WHAT NEEDS TO BE DONE: Lines holding the string "brighter" are the ones to copy; find them all in the data.

####

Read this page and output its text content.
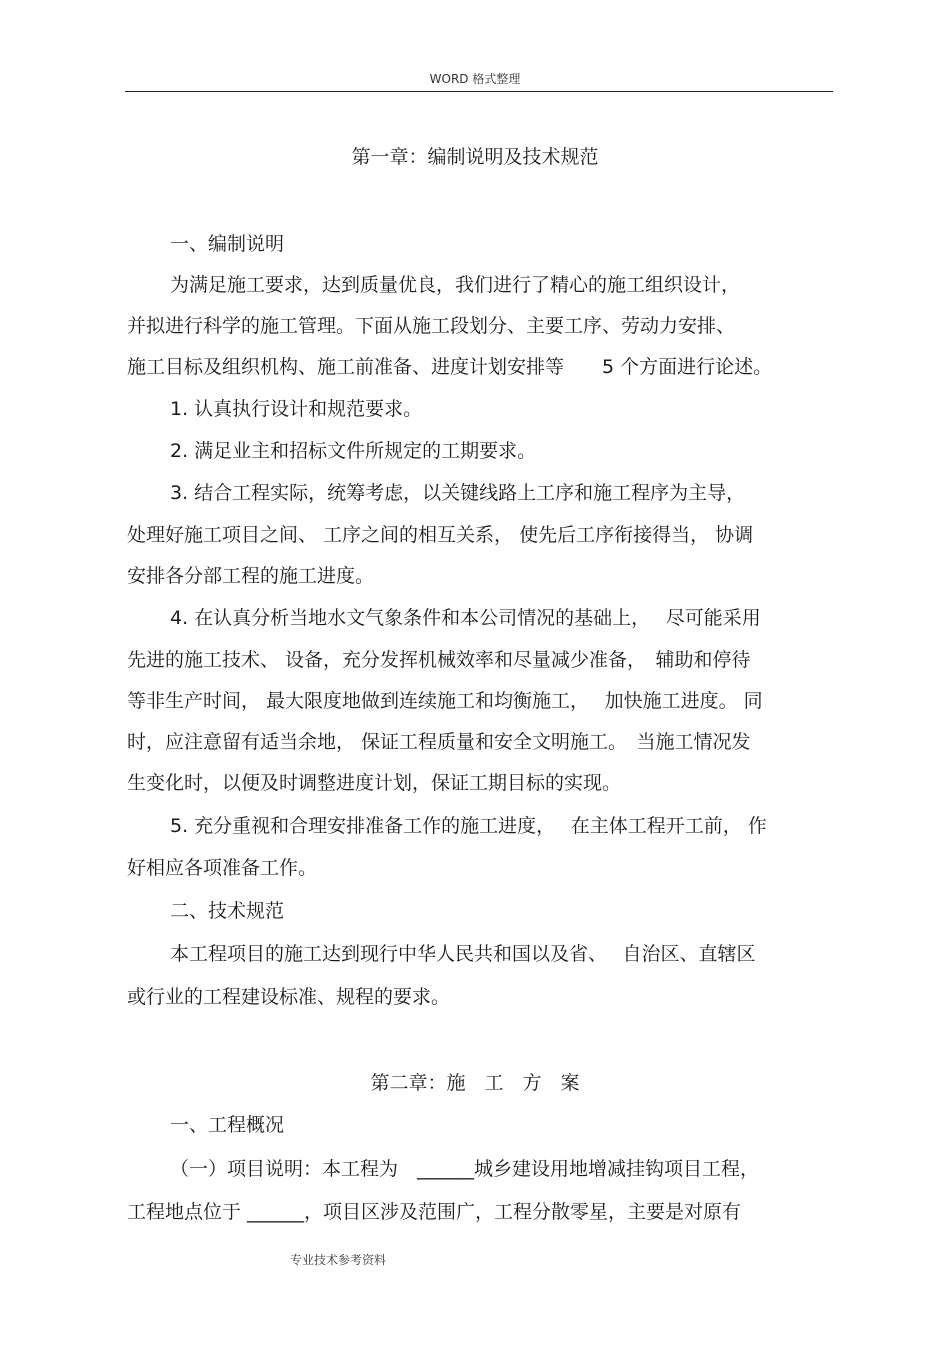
WORD 格式整理
第一章：编制说明及技术规范
一、编制说明
为满足施工要求，达到质量优良，我们进行了精心的施工组织设计，
并拟进行科学的施工管理。下面从施工段划分、主要工序、劳动力安排、
施工目标及组织机构、施工前准备、进度计划安排等　　5 个方面进行论述。
1. 认真执行设计和规范要求。
2. 满足业主和招标文件所规定的工期要求。
3. 结合工程实际，统筹考虑，以关键线路上工序和施工程序为主导，
处理好施工项目之间、 工序之间的相互关系， 使先后工序衔接得当， 协调
安排各分部工程的施工进度。
4. 在认真分析当地水文气象条件和本公司情况的基础上，　 尽可能采用
先进的施工技术、 设备，充分发挥机械效率和尽量减少准备，　辅助和停待
等非生产时间， 最大限度地做到连续施工和均衡施工，　 加快施工进度。 同
时，应注意留有适当余地， 保证工程质量和安全文明施工。　当施工情况发
生变化时，以便及时调整进度计划，保证工期目标的实现。
5. 充分重视和合理安排准备工作的施工进度，　 在主体工程开工前， 作
好相应各项准备工作。
二、技术规范
本工程项目的施工达到现行中华人民共和国以及省、　 自治区、直辖区
或行业的工程建设标准、规程的要求。
第二章：施　工　方　案
一、工程概况
（一）项目说明：本工程为　______城乡建设用地增减挂钩项目工程，
工程地点位于 ______，项目区涉及范围广，工程分散零星，主要是对原有
专业技术参考资料
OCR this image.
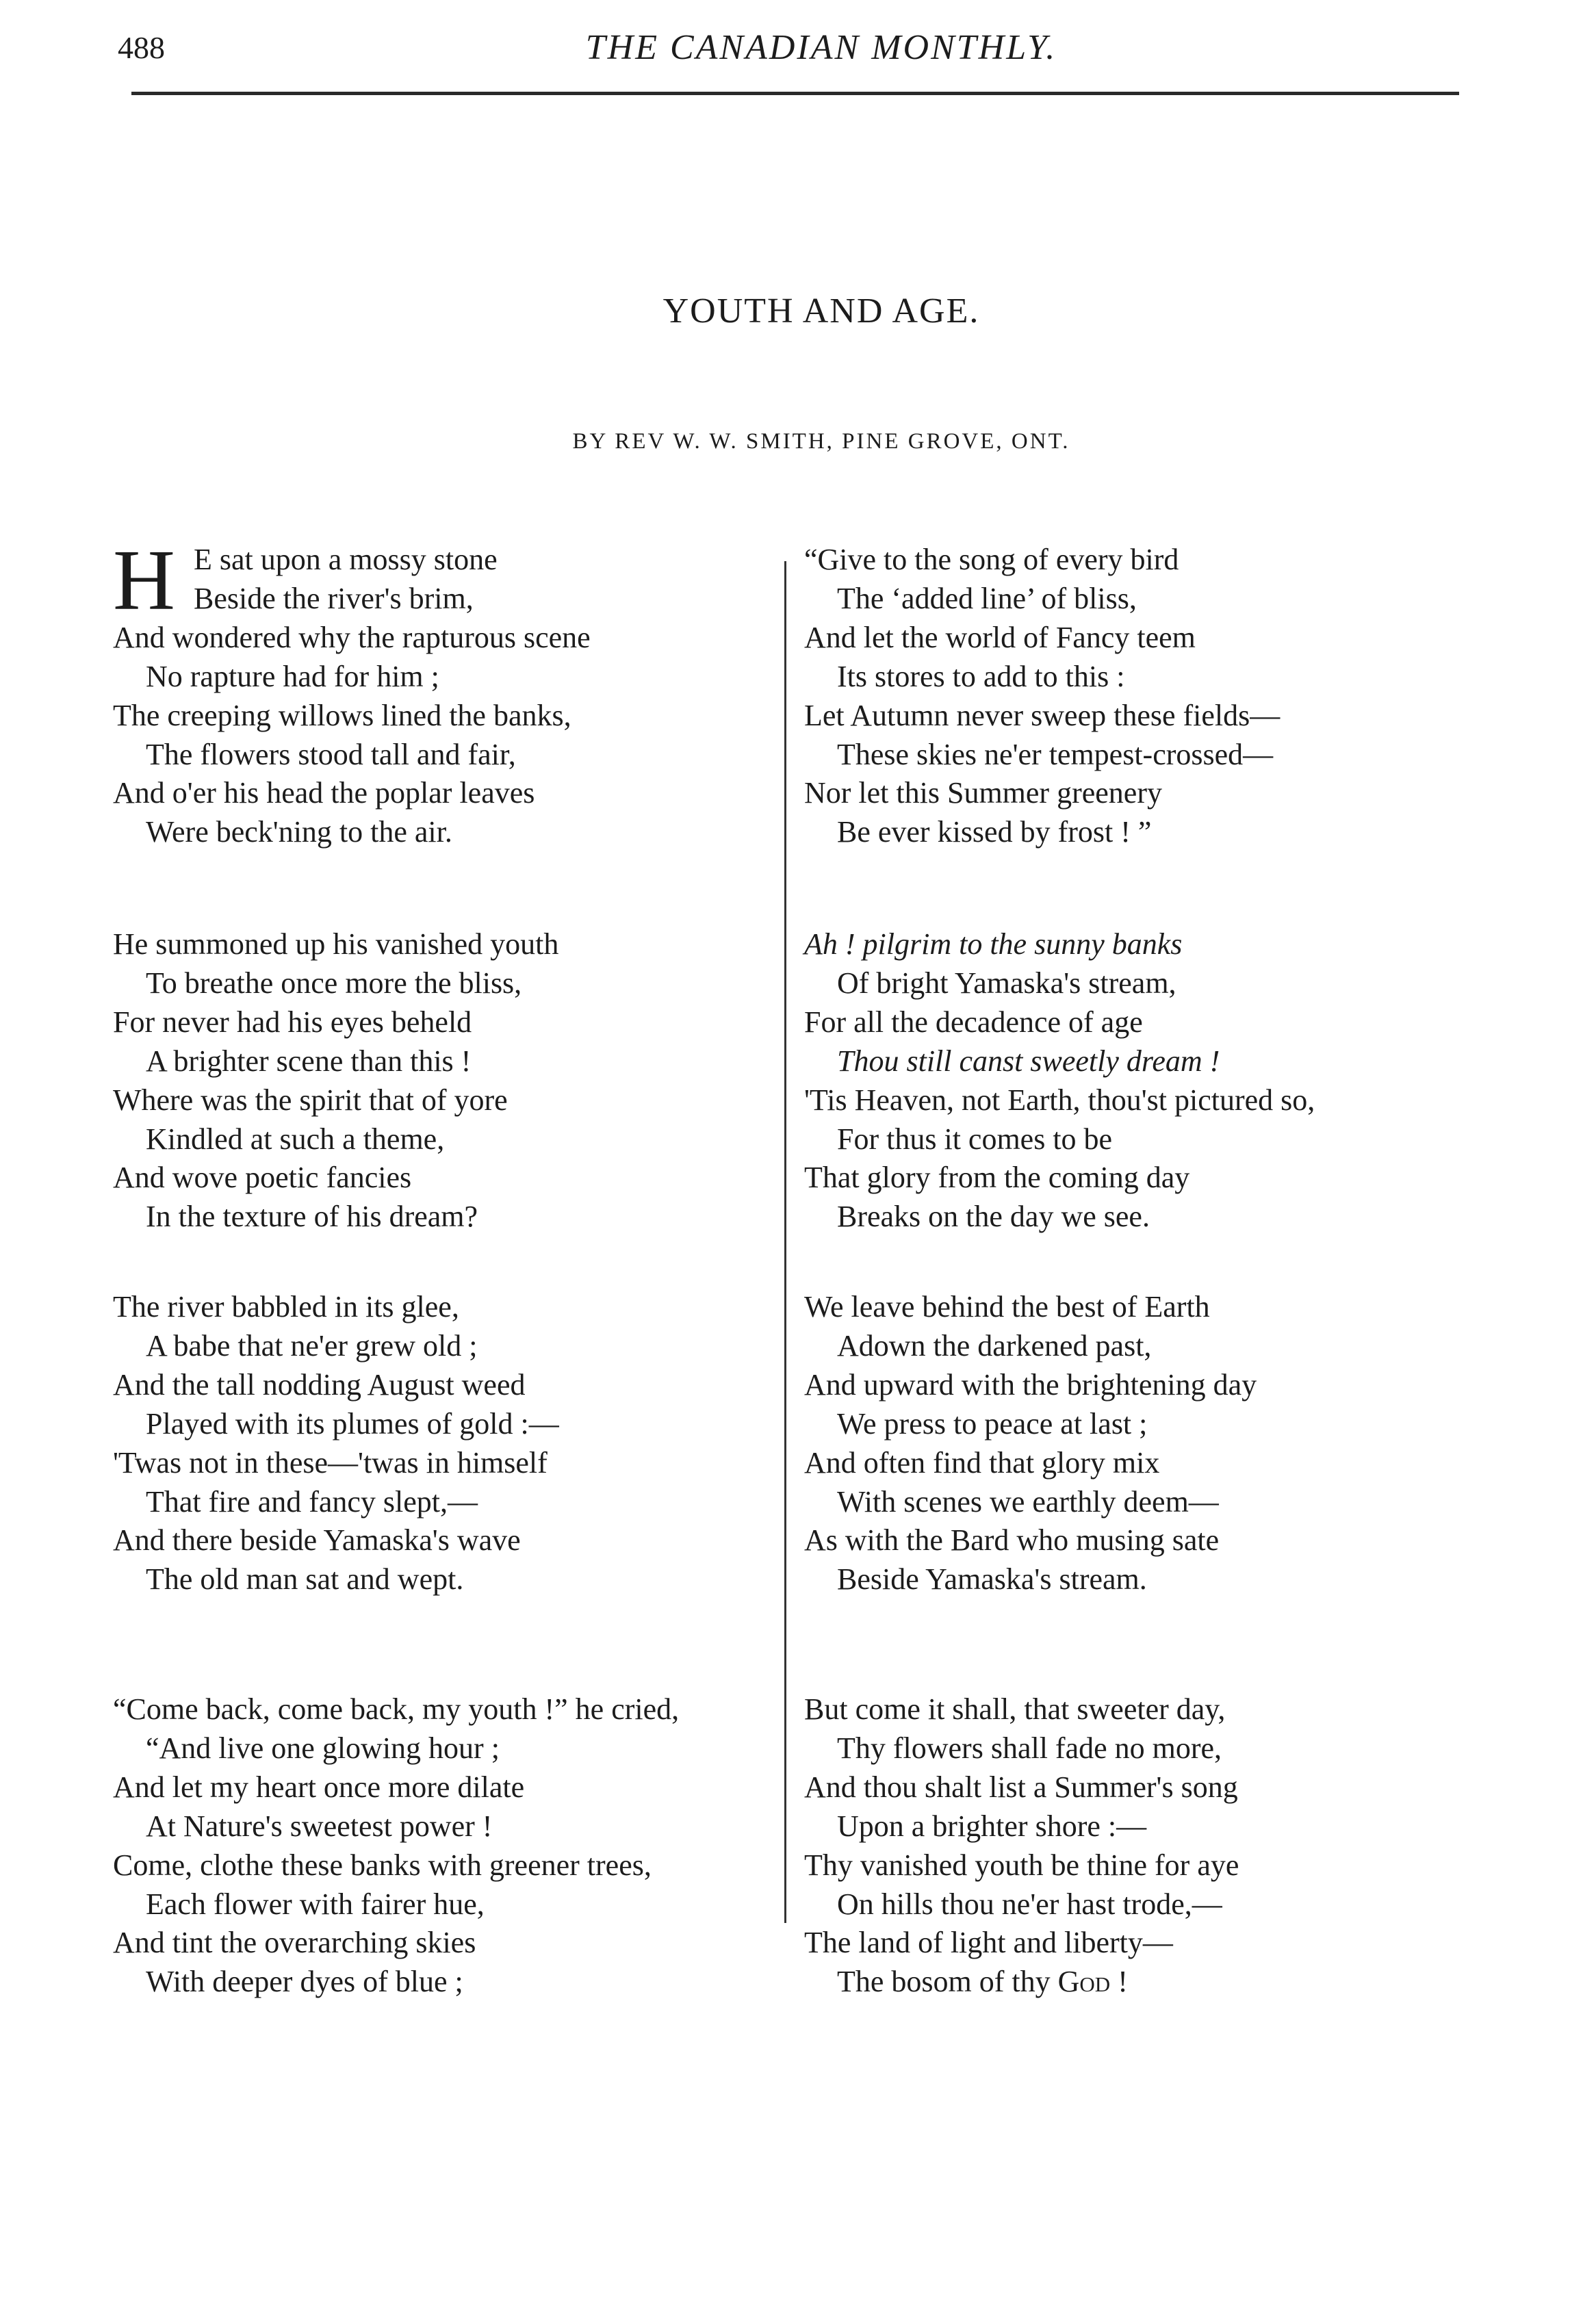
488	THE CANADIAN MONTHLY.
YOUTH AND AGE.
BY REV W. W. SMITH, PINE GROVE, ONT.
H E sat upon a mossy stone
Beside the river's brim,
And wondered why the rapturous scene
No rapture had for him ;
The creeping willows lined the banks,
The flowers stood tall and fair,
And o'er his head the poplar leaves
Were beck'ning to the air.
He summoned up his vanished youth
To breathe once more the bliss,
For never had his eyes beheld
A brighter scene than this !
Where was the spirit that of yore
Kindled at such a theme,
And wove poetic fancies
In the texture of his dream?
The river babbled in its glee,
A babe that ne'er grew old ;
And the tall nodding August weed
Played with its plumes of gold :—
'Twas not in these—'twas in himself
That fire and fancy slept,—
And there beside Yamaska's wave
The old man sat and wept.
“Come back, come back, my youth !” he cried,
“And live one glowing hour ;
And let my heart once more dilate
At Nature's sweetest power !
Come, clothe these banks with greener trees,
Each flower with fairer hue,
And tint the overarching skies
With deeper dyes of blue ;
“Give to the song of every bird
The ‘added line’ of bliss,
And let the world of Fancy teem
Its stores to add to this :
Let Autumn never sweep these fields—
These skies ne'er tempest-crossed—
Nor let this Summer greenery
Be ever kissed by frost ! ”
Ah ! pilgrim to the sunny banks
Of bright Yamaska's stream,
For all the decadence of age
Thou still canst sweetly dream !
'Tis Heaven, not Earth, thou'st pictured so,
For thus it comes to be
That glory from the coming day
Breaks on the day we see.
We leave behind the best of Earth
Adown the darkened past,
And upward with the brightening day
We press to peace at last ;
And often find that glory mix
With scenes we earthly deem—
As with the Bard who musing sate
Beside Yamaska's stream.
But come it shall, that sweeter day,
Thy flowers shall fade no more,
And thou shalt list a Summer's song
Upon a brighter shore :—
Thy vanished youth be thine for aye
On hills thou ne'er hast trode,—
The land of light and liberty—
The bosom of thy God !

####

FINISHED EXERCISE:
A brighter scene than this !
Upon a brighter shore :—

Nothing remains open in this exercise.